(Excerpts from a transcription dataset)
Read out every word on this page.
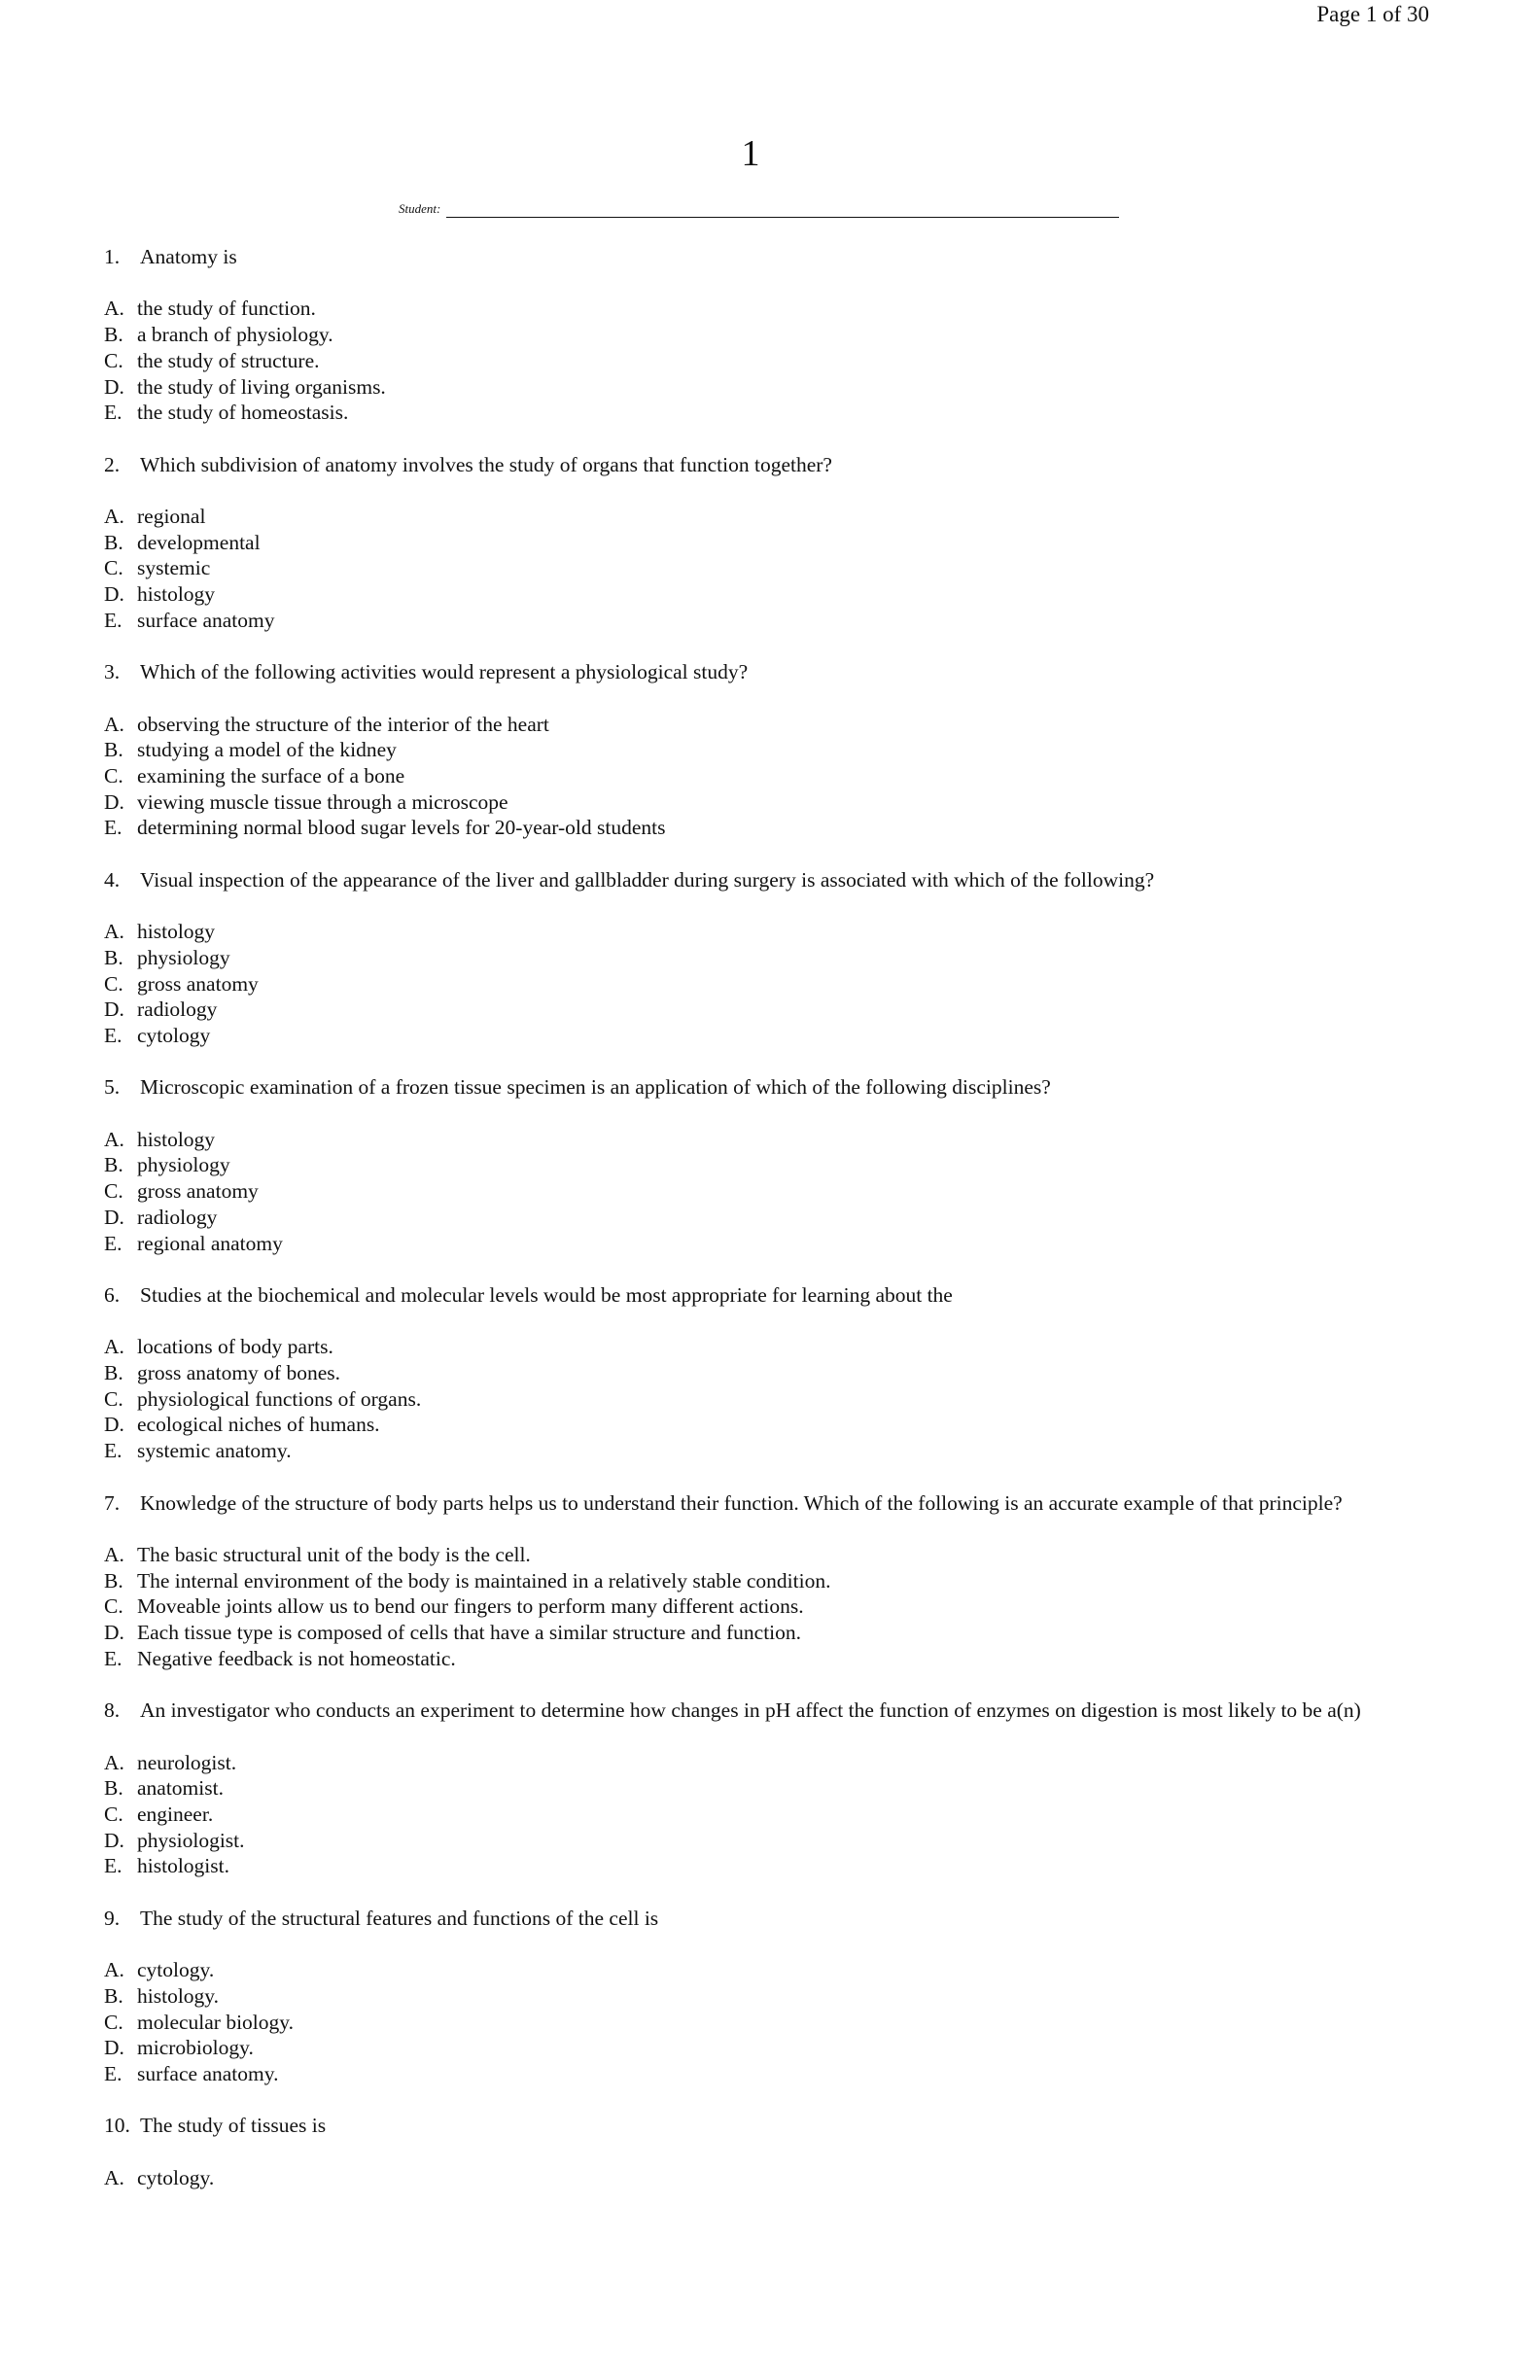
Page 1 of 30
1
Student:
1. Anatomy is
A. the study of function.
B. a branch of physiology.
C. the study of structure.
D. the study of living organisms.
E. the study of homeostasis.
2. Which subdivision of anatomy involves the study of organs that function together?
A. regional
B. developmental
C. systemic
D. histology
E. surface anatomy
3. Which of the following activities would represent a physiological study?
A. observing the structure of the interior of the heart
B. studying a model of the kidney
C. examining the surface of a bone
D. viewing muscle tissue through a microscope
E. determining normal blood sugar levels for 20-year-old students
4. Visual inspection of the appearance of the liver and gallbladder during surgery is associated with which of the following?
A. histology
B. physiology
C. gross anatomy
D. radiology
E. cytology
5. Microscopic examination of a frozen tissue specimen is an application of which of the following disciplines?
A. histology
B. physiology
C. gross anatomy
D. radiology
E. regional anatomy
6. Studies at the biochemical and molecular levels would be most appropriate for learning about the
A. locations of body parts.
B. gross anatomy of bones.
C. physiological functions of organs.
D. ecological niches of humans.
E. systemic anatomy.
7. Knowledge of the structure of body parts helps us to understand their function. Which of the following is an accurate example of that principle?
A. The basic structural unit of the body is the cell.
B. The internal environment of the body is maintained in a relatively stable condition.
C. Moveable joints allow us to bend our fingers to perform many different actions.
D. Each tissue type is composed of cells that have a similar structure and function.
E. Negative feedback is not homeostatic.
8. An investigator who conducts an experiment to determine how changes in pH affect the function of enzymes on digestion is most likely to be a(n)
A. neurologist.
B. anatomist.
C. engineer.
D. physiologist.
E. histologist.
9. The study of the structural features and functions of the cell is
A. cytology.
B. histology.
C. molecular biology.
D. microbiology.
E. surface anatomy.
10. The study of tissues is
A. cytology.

...

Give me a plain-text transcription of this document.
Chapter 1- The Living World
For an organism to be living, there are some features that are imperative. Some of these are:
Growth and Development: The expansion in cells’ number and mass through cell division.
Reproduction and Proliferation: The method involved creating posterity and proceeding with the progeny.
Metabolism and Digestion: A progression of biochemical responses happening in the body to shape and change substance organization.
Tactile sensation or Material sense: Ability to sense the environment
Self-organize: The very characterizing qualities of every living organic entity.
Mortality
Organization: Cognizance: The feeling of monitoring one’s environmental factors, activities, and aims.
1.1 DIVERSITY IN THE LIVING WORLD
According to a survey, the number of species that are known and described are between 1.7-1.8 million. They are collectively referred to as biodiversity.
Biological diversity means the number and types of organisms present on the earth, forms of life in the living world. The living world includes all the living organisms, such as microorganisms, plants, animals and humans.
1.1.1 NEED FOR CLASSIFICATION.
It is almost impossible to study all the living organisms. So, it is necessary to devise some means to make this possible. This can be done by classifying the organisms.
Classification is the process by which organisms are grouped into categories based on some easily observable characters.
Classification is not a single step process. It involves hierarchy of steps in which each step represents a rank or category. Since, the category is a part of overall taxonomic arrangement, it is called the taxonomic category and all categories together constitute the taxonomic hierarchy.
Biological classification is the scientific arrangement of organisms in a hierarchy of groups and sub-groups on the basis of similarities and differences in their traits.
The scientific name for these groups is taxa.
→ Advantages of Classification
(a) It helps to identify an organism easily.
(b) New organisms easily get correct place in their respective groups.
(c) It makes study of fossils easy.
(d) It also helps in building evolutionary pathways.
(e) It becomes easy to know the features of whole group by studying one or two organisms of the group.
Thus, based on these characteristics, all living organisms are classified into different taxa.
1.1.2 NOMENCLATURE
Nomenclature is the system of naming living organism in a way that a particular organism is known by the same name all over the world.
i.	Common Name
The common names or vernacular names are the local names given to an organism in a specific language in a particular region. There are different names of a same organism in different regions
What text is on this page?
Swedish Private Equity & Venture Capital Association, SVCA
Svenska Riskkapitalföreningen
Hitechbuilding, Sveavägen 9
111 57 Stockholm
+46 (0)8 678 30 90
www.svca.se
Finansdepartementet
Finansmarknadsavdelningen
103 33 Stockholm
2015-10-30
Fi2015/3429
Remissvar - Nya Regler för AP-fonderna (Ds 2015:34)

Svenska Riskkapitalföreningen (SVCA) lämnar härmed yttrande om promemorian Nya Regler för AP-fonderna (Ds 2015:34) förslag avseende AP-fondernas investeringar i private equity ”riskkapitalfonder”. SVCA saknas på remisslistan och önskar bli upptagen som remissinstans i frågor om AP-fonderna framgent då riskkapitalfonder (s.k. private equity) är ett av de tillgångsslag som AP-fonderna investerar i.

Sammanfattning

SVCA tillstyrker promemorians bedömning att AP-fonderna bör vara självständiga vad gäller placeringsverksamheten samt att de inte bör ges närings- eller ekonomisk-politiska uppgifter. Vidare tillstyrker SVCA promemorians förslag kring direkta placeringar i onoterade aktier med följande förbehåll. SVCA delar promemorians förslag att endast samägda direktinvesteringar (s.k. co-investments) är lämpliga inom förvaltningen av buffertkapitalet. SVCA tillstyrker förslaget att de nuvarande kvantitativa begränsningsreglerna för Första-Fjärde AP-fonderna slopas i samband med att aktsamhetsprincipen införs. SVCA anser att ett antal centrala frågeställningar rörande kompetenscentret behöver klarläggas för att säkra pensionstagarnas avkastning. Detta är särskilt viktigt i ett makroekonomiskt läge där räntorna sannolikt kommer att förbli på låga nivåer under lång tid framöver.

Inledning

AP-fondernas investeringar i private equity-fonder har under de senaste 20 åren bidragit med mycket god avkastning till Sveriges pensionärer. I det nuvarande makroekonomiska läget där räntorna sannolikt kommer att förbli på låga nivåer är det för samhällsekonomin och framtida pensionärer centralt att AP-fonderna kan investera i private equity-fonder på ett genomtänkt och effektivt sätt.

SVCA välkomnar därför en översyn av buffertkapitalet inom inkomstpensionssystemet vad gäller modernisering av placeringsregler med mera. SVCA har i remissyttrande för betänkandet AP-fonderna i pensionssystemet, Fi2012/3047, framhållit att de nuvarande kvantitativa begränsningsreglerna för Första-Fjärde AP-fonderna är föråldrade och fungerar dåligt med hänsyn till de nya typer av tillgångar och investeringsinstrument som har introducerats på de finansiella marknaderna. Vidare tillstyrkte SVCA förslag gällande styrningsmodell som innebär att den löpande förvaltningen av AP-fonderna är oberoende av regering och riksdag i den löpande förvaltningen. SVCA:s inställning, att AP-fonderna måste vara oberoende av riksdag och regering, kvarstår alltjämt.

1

==

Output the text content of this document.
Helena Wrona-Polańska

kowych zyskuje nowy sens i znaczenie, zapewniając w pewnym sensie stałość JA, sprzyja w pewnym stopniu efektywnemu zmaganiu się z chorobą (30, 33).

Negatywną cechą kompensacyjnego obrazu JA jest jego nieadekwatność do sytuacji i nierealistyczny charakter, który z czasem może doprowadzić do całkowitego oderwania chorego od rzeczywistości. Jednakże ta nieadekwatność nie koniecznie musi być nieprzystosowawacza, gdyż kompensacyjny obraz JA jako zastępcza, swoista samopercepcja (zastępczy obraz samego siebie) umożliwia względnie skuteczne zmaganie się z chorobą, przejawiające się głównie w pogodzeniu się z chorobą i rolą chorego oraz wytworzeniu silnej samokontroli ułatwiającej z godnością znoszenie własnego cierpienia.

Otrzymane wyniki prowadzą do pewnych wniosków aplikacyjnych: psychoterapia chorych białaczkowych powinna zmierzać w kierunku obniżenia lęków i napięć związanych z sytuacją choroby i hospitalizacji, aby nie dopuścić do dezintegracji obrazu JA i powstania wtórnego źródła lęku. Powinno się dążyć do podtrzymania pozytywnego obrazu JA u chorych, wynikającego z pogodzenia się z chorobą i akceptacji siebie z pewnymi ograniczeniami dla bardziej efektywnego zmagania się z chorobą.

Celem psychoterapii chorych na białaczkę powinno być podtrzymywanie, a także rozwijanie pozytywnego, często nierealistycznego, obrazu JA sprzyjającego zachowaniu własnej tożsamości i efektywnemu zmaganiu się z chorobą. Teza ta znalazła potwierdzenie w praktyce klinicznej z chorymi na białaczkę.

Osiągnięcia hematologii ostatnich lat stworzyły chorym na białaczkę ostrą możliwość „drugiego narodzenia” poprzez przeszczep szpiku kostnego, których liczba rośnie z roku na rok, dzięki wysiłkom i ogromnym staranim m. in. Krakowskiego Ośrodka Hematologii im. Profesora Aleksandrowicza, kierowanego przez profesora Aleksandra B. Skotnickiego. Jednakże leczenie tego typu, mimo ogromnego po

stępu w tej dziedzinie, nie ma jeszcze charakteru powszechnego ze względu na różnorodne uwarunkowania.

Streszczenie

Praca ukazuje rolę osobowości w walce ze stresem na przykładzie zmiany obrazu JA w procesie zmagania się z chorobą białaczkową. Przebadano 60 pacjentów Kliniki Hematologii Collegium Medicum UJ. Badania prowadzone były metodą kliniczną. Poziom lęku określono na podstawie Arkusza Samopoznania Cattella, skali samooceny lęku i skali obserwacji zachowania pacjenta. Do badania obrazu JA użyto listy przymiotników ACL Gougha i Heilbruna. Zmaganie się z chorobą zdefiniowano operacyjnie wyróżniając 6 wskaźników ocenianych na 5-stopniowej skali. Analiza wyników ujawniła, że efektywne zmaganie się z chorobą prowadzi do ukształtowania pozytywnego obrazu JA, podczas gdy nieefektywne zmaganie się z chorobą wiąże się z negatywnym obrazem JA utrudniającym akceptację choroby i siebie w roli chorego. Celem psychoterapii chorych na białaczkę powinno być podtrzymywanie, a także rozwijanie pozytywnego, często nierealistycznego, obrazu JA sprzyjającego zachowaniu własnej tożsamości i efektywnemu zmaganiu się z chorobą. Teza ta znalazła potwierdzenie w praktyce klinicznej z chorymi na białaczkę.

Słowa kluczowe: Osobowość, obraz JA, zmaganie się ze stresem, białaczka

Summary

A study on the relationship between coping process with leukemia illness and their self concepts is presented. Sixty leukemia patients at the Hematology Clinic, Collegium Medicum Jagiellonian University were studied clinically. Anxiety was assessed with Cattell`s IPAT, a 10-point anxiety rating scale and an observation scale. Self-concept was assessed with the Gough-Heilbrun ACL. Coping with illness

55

**What you are asked to do**
For the word "particular", work out how many lines of the entries contain it, and state the number alone.

**Written answer**
2